Each entry that follows must be output without any deviation.

Extracted entries =>
* START *

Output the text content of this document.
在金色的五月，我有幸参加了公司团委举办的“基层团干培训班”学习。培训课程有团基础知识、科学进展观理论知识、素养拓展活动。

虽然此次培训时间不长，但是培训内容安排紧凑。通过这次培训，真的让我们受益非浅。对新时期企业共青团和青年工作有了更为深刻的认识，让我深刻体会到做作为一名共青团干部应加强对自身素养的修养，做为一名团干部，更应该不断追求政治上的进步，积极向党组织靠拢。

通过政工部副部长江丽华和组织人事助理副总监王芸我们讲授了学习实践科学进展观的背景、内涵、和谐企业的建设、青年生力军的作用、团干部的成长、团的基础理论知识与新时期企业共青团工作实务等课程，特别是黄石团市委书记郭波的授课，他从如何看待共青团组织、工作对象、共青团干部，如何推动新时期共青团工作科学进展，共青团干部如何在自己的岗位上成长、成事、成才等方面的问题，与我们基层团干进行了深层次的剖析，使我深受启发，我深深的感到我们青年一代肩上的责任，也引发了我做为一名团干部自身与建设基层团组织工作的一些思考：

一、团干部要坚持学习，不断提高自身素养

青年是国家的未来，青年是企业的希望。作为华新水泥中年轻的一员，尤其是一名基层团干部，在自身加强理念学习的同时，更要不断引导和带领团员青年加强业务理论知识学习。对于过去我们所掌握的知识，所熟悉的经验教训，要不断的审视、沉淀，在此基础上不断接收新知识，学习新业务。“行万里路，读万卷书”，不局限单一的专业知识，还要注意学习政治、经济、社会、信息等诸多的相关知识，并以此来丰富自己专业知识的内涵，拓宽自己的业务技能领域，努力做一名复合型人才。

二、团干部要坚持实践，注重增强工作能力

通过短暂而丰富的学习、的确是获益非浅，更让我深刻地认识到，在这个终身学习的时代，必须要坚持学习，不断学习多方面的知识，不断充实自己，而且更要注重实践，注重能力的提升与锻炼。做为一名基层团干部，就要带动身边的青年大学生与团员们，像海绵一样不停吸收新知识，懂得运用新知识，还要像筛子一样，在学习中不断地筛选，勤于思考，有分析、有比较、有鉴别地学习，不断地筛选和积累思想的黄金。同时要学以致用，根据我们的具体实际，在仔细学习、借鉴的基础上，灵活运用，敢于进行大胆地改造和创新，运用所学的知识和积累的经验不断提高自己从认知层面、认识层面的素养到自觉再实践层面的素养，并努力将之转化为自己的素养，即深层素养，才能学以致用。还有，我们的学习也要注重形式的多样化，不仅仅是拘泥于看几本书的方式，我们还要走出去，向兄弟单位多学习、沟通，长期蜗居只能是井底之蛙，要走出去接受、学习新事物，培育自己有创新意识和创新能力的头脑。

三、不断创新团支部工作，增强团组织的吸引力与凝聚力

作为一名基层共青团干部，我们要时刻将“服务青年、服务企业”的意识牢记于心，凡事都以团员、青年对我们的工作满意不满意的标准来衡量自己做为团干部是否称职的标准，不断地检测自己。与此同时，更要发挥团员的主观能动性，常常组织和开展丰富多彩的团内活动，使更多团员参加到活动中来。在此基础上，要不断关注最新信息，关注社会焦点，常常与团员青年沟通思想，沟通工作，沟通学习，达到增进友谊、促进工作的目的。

* END *

Solved problem =>
Output the text content of this document.
在金色的五月，我有幸参加了公司团委举办的“基层团干培训班”学习。培训课程有团基础知识、科学进展观理论知识、素养拓展活动。

虽然此次培训时间不长，但是培训内容安排紧凑。通过这次培训，真的让我们受益非浅。对新时期企业共青团和青年工作有了更为深刻的认识，让我深刻体会到做作为一名共青团干部应加强对自身素养的修养，做为一名团干部，更应该不断追求政治上的进步，积极向党组织靠拢。

通过政工部副部长江丽华和组织人事助理副总监王芸我们讲授了学习实践科学进展观的背景、内涵、和谐企业的建设、青年生力军的作用、团干部的成长、团的基础理论知识与新时期企业共青团工作实务等课程，特别是黄石团市委书记郭波的授课，他从如何看待共青团组织、工作对象、共青团干部，如何推动新时期共青团工作科学进展，共青团干部如何在自己的岗位上成长、成事、成才等方面的问题，与我们基层团干进行了深层次的剖析，使我深受启发，我深深的感到我们青年一代肩上的责任，也引发了我做为一名团干部自身与建设基层团组织工作的一些思考：

一、团干部要坚持学习，不断提高自身素养

青年是国家的未来，青年是企业的希望。作为华新水泥中年轻的一员，尤其是一名基层团干部，在自身加强理念学习的同时，更要不断引导和带领团员青年加强业务理论知识学习。对于过去我们所掌握的知识，所熟悉的经验教训，要不断的审视、沉淀，在此基础上不断接收新知识，学习新业务。“行万里路，读万卷书”，不局限单一的专业知识，还要注意学习政治、经济、社会、信息等诸多的相关知识，并以此来丰富自己专业知识的内涵，拓宽自己的业务技能领域，努力做一名复合型人才。

二、团干部要坚持实践，注重增强工作能力

通过短暂而丰富的学习、的确是获益非浅，更让我深刻地认识到，在这个终身学习的时代，必须要坚持学习，不断学习多方面的知识，不断充实自己，而且更要注重实践，注重能力的提升与锻炼。做为一名基层团干部，就要带动身边的青年大学生与团员们，像海绵一样不停吸收新知识，懂得运用新知识，还要像筛子一样，在学习中不断地筛选，勤于思考，有分析、有比较、有鉴别地学习，不断地筛选和积累思想的黄金。同时要学以致用，根据我们的具体实际，在仔细学习、借鉴的基础上，灵活运用，敢于进行大胆地改造和创新，运用所学的知识和积累的经验不断提高自己从认知层面、认识层面的素养到自觉再实践层面的素养，并努力将之转化为自己的素养，即深层素养，才能学以致用。还有，我们的学习也要注重形式的多样化，不仅仅是拘泥于看几本书的方式，我们还要走出去，向兄弟单位多学习、沟通，长期蜗居只能是井底之蛙，要走出去接受、学习新事物，培育自己有创新意识和创新能力的头脑。

三、不断创新团支部工作，增强团组织的吸引力与凝聚力

作为一名基层共青团干部，我们要时刻将“服务青年、服务企业”的意识牢记于心，凡事都以团员、青年对我们的工作满意不满意的标准来衡量自己做为团干部是否称职的标准，不断地检测自己。与此同时，更要发挥团员的主观能动性，常常组织和开展丰富多彩的团内活动，使更多团员参加到活动中来。在此基础上，要不断关注最新信息，关注社会焦点，常常与团员青年沟通思想，沟通工作，沟通学习，达到增进友谊、促进工作的目的。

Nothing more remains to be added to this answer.